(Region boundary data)
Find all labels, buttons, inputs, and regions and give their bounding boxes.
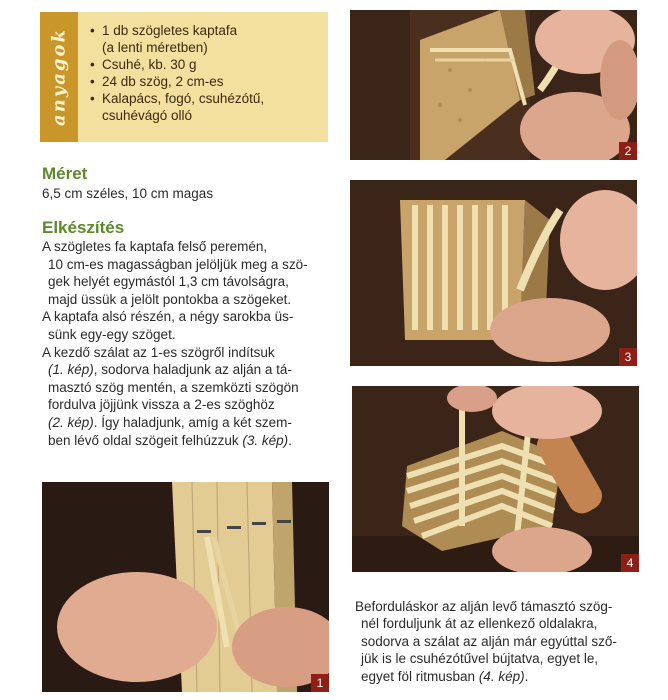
materials-side-label: anyagok xyxy=(40,12,78,142)
size-heading: Méret xyxy=(42,164,88,183)
photo-number: 3 xyxy=(619,348,637,366)
instruction-line: sünk egy-egy szöget. xyxy=(48,326,176,342)
photo-number: 1 xyxy=(311,674,329,692)
caption-line: jük is le csuhézótűvel bújtatva, egyet le, xyxy=(361,651,599,667)
photo-1 xyxy=(42,482,329,692)
instruction-line: majd üssük a jelölt pontokba a szögeket. xyxy=(48,291,292,307)
caption-line: Beforduláskor az alján levő támasztó szög- xyxy=(355,599,613,614)
instructions-text xyxy=(42,238,332,449)
instruction-line: (1. kép), sodorva haladjunk az alján a tá- xyxy=(48,362,292,378)
instruction-line: 10 cm-es magasságban jelöljük meg a szö- xyxy=(48,256,308,272)
instruction-line: fordulva jöjjünk vissza a 2-es szöghöz xyxy=(48,397,275,413)
photo-3 xyxy=(350,180,637,366)
materials-item: csuhévágó olló xyxy=(102,108,193,123)
instruction-line: gek helyét egymástól 1,3 cm távolságra, xyxy=(48,274,289,290)
materials-item: • 1 db szögletes kaptafa xyxy=(90,22,264,39)
photo-4 xyxy=(352,386,639,572)
caption-line: nél forduljunk át az ellenkező oldalakra, xyxy=(361,616,598,632)
photo-number: 4 xyxy=(621,554,639,572)
instruction-line: A szögletes fa kaptafa felső peremén, xyxy=(42,239,268,254)
caption-line: egyet föl ritmusban (4. kép). xyxy=(361,668,529,684)
photo-2 xyxy=(350,10,637,160)
instruction-line: ben lévő oldal szögeit felhúzzuk (3. kép). xyxy=(48,432,292,448)
materials-item: • Csuhé, kb. 30 g xyxy=(90,56,264,73)
caption-line: sodorva a szálat az alján már egyúttal sző- xyxy=(361,633,617,649)
materials-list xyxy=(90,22,264,124)
instruction-line: A kaptafa alsó részén, a négy sarokba üs- xyxy=(42,309,294,325)
materials-box xyxy=(40,12,328,142)
instruction-line: (2. kép). Így haladjunk, amíg a két szem- xyxy=(48,414,292,430)
materials-item: (a lenti méretben) xyxy=(102,40,208,55)
instructions-heading: Elkészítés xyxy=(42,218,125,237)
materials-item: • 24 db szög, 2 cm-es xyxy=(90,73,264,90)
instruction-line: A kezdő szálat az 1-es szögről indítsuk xyxy=(42,344,275,360)
photo-number: 2 xyxy=(619,142,637,160)
materials-item: • Kalapács, fogó, csuhézótű, xyxy=(90,90,264,107)
size-text: 6,5 cm széles, 10 cm magas xyxy=(42,186,214,201)
caption-text xyxy=(355,598,645,685)
instruction-line: masztó szög mentén, a szemközti szögön xyxy=(48,379,299,395)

| WHAT YOU ARE ASKED TO DO |
Please set down every line of the records above word for word, leaving the pictures out.

| RESULT OF THIS EXERCISE |
Find all labels, buttons, inputs, and regions and give their bounding boxes.
materials-side-label: anyagok xyxy=(40,12,78,142)
size-heading: Méret xyxy=(42,164,88,183)
photo-number: 3 xyxy=(619,348,637,366)
instruction-line: sünk egy-egy szöget. xyxy=(48,326,176,342)
photo-number: 1 xyxy=(311,674,329,692)
caption-line: jük is le csuhézótűvel bújtatva, egyet le, xyxy=(361,651,599,667)
photo-1 xyxy=(42,482,329,692)
instruction-line: majd üssük a jelölt pontokba a szögeket. xyxy=(48,291,292,307)
caption-line: Beforduláskor az alján levő támasztó szög- xyxy=(355,599,613,614)
instructions-text xyxy=(42,238,332,449)
instruction-line: (1. kép), sodorva haladjunk az alján a tá- xyxy=(48,362,292,378)
instruction-line: 10 cm-es magasságban jelöljük meg a szö- xyxy=(48,256,308,272)
instruction-line: fordulva jöjjünk vissza a 2-es szöghöz xyxy=(48,397,275,413)
photo-3 xyxy=(350,180,637,366)
materials-item: csuhévágó olló xyxy=(102,108,193,123)
instruction-line: gek helyét egymástól 1,3 cm távolságra, xyxy=(48,274,289,290)
materials-item: • 1 db szögletes kaptafa xyxy=(90,22,264,39)
photo-4 xyxy=(352,386,639,572)
caption-line: nél forduljunk át az ellenkező oldalakra, xyxy=(361,616,598,632)
photo-number: 4 xyxy=(621,554,639,572)
instruction-line: A szögletes fa kaptafa felső peremén, xyxy=(42,239,268,254)
caption-line: egyet föl ritmusban (4. kép). xyxy=(361,668,529,684)
photo-2 xyxy=(350,10,637,160)
instruction-line: ben lévő oldal szögeit felhúzzuk (3. kép). xyxy=(48,432,292,448)
materials-item: • Csuhé, kb. 30 g xyxy=(90,56,264,73)
caption-line: sodorva a szálat az alján már egyúttal sző- xyxy=(361,633,617,649)
materials-list xyxy=(90,22,264,124)
instruction-line: A kaptafa alsó részén, a négy sarokba üs- xyxy=(42,309,294,325)
materials-box xyxy=(40,12,328,142)
instruction-line: (2. kép). Így haladjunk, amíg a két szem- xyxy=(48,414,292,430)
materials-item: (a lenti méretben) xyxy=(102,40,208,55)
instructions-heading: Elkészítés xyxy=(42,218,125,237)
materials-item: • 24 db szög, 2 cm-es xyxy=(90,73,264,90)
instruction-line: A kezdő szálat az 1-es szögről indítsuk xyxy=(42,344,275,360)
photo-number: 2 xyxy=(619,142,637,160)
materials-item: • Kalapács, fogó, csuhézótű, xyxy=(90,90,264,107)
size-text: 6,5 cm széles, 10 cm magas xyxy=(42,186,214,201)
caption-text xyxy=(355,598,645,685)
instruction-line: masztó szög mentén, a szemközti szögön xyxy=(48,379,299,395)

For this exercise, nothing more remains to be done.